[Dataset rows]
☆ ☆ ☆

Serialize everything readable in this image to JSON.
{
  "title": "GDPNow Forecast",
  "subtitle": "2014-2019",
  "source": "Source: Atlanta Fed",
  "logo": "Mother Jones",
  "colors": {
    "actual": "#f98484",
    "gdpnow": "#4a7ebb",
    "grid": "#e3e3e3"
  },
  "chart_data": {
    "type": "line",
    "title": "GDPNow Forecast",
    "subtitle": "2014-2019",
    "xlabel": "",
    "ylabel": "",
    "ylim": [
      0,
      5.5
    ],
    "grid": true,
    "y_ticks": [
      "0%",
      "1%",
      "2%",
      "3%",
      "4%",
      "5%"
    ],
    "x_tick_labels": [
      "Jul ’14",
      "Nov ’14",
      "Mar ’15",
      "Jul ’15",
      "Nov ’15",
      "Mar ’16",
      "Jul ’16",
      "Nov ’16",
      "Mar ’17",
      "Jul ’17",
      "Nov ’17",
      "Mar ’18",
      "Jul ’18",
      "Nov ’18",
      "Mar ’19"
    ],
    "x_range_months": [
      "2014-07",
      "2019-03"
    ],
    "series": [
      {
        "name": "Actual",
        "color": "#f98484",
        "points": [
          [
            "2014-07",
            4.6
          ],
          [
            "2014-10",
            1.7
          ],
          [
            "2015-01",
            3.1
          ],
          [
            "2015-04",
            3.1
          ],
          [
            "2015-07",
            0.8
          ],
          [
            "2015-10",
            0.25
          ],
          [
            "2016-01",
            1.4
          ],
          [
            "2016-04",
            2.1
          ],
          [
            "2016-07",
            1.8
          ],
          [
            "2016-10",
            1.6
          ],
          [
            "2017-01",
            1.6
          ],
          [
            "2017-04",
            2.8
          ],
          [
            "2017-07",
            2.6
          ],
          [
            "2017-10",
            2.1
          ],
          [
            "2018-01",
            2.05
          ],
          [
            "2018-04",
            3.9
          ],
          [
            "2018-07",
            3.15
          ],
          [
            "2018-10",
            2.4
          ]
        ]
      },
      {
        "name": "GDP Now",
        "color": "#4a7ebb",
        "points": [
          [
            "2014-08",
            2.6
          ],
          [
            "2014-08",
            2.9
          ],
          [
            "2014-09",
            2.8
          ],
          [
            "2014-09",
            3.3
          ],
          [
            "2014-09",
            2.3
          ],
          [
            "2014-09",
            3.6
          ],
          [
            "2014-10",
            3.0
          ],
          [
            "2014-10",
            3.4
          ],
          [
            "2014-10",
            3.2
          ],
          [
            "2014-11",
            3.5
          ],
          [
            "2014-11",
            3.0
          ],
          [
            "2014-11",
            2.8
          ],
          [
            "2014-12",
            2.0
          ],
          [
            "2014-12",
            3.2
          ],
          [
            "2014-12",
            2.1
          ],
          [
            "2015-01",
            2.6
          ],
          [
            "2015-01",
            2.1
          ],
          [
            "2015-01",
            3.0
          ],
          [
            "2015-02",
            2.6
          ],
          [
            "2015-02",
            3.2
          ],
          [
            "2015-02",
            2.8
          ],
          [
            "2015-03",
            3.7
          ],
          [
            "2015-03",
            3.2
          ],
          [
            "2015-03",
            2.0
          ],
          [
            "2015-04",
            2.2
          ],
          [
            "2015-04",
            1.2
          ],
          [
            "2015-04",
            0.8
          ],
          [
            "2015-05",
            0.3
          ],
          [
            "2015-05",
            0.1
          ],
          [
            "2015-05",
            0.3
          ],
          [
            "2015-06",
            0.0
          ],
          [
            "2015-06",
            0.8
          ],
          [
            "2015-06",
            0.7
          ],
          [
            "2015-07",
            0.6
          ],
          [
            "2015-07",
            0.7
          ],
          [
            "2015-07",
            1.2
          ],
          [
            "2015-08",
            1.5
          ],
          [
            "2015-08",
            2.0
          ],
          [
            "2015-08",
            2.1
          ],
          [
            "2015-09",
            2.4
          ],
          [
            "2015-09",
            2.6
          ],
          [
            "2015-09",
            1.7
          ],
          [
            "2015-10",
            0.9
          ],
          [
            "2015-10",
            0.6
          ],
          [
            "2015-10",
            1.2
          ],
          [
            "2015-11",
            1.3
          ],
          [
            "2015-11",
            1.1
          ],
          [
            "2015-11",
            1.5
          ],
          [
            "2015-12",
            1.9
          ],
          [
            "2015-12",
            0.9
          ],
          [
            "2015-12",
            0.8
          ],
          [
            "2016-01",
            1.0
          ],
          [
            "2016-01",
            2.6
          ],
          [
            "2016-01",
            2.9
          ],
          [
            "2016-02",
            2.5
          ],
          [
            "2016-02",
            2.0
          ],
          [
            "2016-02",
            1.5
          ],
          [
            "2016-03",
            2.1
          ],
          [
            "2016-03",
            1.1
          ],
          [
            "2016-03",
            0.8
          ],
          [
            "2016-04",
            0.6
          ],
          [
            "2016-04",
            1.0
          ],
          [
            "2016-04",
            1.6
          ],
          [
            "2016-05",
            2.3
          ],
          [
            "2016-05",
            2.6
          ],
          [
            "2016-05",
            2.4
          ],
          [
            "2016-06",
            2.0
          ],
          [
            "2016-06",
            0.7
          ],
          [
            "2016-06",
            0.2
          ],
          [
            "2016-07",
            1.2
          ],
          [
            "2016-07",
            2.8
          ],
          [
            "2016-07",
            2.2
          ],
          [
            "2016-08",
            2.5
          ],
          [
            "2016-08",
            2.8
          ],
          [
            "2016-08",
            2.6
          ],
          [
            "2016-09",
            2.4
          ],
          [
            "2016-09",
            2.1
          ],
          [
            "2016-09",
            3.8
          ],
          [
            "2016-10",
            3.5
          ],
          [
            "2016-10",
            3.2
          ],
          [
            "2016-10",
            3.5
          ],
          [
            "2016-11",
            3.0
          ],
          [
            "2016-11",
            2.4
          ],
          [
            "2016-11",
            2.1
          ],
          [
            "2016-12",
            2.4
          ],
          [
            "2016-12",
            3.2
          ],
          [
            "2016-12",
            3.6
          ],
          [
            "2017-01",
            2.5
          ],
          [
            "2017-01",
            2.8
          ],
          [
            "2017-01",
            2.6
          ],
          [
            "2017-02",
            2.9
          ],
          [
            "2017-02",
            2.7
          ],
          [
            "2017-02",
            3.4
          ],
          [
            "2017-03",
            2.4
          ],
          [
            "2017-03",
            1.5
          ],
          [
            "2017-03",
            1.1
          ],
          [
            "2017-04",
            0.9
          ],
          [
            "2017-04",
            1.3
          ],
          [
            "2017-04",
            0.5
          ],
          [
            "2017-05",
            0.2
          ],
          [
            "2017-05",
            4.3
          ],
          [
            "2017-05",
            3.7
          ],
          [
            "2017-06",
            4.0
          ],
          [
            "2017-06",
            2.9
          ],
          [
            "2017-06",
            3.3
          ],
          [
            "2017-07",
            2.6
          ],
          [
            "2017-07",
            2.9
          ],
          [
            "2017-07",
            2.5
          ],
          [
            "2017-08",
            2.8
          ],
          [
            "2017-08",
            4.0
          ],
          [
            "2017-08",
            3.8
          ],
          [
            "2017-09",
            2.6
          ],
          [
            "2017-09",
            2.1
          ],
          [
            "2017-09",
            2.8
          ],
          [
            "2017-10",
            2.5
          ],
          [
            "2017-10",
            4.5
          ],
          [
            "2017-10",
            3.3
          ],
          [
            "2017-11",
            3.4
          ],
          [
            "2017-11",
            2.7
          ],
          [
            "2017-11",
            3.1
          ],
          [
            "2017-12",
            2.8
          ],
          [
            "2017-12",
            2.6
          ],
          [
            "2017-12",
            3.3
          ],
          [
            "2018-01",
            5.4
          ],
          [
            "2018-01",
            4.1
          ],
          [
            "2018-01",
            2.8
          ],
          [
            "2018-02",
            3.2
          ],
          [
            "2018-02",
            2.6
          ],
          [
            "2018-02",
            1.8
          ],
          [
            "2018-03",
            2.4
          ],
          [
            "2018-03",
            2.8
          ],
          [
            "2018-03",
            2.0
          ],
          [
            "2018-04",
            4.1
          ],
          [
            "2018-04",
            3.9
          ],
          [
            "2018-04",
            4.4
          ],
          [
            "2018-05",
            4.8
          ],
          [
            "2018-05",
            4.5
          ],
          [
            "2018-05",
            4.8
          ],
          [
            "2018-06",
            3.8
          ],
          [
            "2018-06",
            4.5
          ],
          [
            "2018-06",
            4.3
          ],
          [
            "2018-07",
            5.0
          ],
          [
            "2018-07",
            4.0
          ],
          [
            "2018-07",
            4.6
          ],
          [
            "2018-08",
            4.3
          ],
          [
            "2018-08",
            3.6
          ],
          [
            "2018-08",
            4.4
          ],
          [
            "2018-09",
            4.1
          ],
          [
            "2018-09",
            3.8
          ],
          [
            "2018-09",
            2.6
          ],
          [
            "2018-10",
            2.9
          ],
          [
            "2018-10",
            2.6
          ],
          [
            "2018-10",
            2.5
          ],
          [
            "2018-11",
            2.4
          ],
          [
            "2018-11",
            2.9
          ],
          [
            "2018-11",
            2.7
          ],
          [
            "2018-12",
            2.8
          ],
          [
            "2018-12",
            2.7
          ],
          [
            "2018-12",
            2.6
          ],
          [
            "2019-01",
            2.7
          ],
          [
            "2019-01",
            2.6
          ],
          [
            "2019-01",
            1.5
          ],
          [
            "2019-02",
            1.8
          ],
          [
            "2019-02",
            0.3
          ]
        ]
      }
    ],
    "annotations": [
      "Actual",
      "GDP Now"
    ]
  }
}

☆ ☆ ☆

= Exercise directions =
Pick out all lines containing the string "subtitle".

= Reply =
  "subtitle": "2014-2019",
    "subtitle": "2014-2019",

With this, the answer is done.